___ PAGE EXCERPT

Golden Arrows
- Full name: Lamontville Golden Arrows Football Club
- Nicknames: Abafana Bes'thende (The Backheel Boys)
- Founded: 1943; 83 years ago, bought Ntokozo FC franchise in 1996
- Ground: King Zwelithini Stadium, Umlazi
- Capacity: 10,000
- Chairman: Mato Madlala
- Coach: Manqoba Mngqithi
- League: South African Premiership
- 2025–26: 6th of 16
- Website: https://www.goldenarrowsfc.com/
| Home colours | Away colours |

= Lamontville Golden Arrows F.C. =

Association football club in South Africa

Lamontville Golden Arrows F.C. is a South African soccer club based in Durban that plays in the Premiership.

==History==
It was founded in 1943 in the streets of Lamontville, a township in Durban. The club played in the defunct National Professional Soccer League in the 1970s until they were relegated in 1976. They played in the Second Division thereafter until 1980 when they were embroiled in a soccer scandal and thrown out of the National Professional Soccer League.

______
___ LISTED RECORDS

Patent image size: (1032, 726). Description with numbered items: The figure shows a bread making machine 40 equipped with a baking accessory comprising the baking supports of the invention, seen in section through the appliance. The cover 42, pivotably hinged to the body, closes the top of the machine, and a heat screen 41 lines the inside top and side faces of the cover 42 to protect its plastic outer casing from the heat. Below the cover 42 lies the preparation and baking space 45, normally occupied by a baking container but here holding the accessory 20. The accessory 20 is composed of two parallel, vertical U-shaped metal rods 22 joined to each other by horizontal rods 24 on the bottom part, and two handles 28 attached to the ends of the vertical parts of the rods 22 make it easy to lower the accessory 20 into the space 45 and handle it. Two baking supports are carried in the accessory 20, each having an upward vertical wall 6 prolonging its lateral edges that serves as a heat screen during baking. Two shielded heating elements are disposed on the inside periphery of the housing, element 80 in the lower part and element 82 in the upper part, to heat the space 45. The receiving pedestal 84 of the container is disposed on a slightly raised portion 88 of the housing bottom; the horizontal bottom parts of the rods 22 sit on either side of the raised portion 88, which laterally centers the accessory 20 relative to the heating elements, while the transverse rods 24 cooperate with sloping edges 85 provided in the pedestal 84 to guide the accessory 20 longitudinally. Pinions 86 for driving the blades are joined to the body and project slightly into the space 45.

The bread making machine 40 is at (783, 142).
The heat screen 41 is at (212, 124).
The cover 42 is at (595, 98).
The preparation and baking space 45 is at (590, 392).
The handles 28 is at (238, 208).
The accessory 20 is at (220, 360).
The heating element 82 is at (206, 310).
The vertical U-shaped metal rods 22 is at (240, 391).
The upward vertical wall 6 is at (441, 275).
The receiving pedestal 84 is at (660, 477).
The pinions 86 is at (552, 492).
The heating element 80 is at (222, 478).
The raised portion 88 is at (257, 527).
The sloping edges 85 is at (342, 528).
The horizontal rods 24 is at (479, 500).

______

*WHAT THIS EXERCISE ASKS:*
a) Sum up the Golden Arrows page in two sentences.
b) From the Golden Arrows page, pull out the passage that starts at the words "Lamontville Golden Arrows F.C. is" and ends after the words "Professional Soccer League.".

*TASK RESULTS:*
a) Lamontville Golden Arrows F.C. is a South African soccer club based in Durban that plays in the Premiership, and it was founded in 1943 in the streets of Lamontville, a township in Durban. The club played in the National Professional Soccer League in the 1970s until it was relegated in 1976, then played in the Second Division until 1980, when it was caught up in a soccer scandal and thrown out of the National Professional Soccer League.

b)
Lamontville Golden Arrows F.C. is a South African soccer club based in Durban that plays in the Premiership.

==History==
It was founded in 1943 in the streets of Lamontville, a township in Durban. The club played in the defunct National Professional Soccer League in the 1970s until they were relegated in 1976. They played in the Second Division thereafter until 1980 when they were embroiled in a soccer scandal and thrown out of the National Professional Soccer League.